## SHORT EXERCISE
Copy each line below that contains "name".

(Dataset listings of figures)
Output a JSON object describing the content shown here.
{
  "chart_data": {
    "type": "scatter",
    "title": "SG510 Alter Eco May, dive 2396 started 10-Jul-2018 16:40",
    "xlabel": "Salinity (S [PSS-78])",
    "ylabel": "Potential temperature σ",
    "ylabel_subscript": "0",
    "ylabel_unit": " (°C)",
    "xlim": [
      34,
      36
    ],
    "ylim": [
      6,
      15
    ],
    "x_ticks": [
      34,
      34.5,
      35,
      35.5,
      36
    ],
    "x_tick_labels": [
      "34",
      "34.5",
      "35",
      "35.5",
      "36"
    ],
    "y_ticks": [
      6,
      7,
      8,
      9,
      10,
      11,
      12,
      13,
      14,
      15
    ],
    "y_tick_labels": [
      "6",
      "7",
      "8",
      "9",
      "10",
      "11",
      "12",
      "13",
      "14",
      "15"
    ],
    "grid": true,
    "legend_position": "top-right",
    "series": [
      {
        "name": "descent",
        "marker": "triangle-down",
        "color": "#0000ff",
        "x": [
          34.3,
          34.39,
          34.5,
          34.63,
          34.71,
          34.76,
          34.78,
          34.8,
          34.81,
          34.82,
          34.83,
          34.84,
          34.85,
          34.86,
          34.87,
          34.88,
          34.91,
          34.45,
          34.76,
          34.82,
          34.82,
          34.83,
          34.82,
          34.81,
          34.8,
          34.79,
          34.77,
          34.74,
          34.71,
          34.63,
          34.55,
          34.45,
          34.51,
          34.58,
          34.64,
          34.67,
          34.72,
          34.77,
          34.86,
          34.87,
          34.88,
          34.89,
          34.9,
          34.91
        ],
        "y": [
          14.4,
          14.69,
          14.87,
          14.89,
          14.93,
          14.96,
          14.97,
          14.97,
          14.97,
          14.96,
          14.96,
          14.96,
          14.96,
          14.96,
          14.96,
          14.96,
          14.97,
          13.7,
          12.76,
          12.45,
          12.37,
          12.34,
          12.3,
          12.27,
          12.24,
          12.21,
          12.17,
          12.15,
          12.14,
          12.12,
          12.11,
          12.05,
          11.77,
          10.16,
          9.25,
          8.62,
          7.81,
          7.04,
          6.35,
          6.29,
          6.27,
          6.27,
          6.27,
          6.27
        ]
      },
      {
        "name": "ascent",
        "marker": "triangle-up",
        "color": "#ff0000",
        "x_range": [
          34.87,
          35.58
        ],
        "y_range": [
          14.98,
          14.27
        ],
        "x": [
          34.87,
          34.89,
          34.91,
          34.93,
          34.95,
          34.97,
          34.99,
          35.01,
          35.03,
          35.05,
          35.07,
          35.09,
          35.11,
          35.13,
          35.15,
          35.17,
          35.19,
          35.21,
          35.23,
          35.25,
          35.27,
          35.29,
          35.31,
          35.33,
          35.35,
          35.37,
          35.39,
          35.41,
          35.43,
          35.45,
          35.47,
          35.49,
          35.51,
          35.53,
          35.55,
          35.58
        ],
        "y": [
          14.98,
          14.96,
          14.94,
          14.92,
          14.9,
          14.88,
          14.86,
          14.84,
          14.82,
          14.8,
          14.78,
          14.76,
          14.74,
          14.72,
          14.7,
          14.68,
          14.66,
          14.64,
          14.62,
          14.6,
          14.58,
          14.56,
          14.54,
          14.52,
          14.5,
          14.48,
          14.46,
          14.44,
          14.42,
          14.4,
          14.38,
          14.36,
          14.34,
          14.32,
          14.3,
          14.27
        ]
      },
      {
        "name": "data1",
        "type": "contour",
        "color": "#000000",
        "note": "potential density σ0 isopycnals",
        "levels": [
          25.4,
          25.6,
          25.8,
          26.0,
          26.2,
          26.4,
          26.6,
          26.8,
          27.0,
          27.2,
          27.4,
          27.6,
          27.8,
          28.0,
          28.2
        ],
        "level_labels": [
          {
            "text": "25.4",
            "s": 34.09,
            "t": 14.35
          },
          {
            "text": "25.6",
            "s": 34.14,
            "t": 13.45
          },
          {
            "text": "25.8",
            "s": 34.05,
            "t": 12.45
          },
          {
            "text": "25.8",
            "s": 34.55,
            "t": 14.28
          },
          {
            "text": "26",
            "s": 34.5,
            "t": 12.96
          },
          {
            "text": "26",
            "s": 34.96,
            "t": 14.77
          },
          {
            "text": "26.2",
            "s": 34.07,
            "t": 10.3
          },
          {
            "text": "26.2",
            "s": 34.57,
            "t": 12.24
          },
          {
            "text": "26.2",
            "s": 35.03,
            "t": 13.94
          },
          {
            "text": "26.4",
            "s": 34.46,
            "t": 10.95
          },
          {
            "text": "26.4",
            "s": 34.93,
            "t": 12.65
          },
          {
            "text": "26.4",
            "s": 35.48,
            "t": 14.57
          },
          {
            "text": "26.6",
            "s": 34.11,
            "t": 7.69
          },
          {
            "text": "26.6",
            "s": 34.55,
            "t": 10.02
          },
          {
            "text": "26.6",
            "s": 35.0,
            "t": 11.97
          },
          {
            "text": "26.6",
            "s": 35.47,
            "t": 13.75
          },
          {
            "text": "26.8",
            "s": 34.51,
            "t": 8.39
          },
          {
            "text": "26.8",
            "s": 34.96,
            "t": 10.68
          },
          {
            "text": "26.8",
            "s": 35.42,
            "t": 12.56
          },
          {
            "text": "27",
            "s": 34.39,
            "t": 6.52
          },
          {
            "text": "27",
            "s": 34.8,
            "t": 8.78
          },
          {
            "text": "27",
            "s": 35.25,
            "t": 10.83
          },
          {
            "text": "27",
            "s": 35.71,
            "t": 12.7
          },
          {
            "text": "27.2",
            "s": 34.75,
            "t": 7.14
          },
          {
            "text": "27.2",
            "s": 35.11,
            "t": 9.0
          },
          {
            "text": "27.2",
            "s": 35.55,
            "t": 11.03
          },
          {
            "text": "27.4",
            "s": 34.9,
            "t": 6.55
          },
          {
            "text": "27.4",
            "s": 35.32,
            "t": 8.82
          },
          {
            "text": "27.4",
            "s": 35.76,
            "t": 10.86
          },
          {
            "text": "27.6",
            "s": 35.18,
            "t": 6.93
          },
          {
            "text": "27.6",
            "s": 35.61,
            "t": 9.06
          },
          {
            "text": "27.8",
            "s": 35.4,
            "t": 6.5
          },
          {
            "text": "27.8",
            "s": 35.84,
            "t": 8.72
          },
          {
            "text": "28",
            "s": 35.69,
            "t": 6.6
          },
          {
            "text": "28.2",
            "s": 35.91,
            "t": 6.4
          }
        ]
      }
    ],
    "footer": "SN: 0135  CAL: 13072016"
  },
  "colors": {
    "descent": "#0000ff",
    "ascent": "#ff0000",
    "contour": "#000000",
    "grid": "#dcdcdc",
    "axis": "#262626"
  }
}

## WORKED ANSWER
        "name": "descent",
        "name": "ascent",
        "name": "data1",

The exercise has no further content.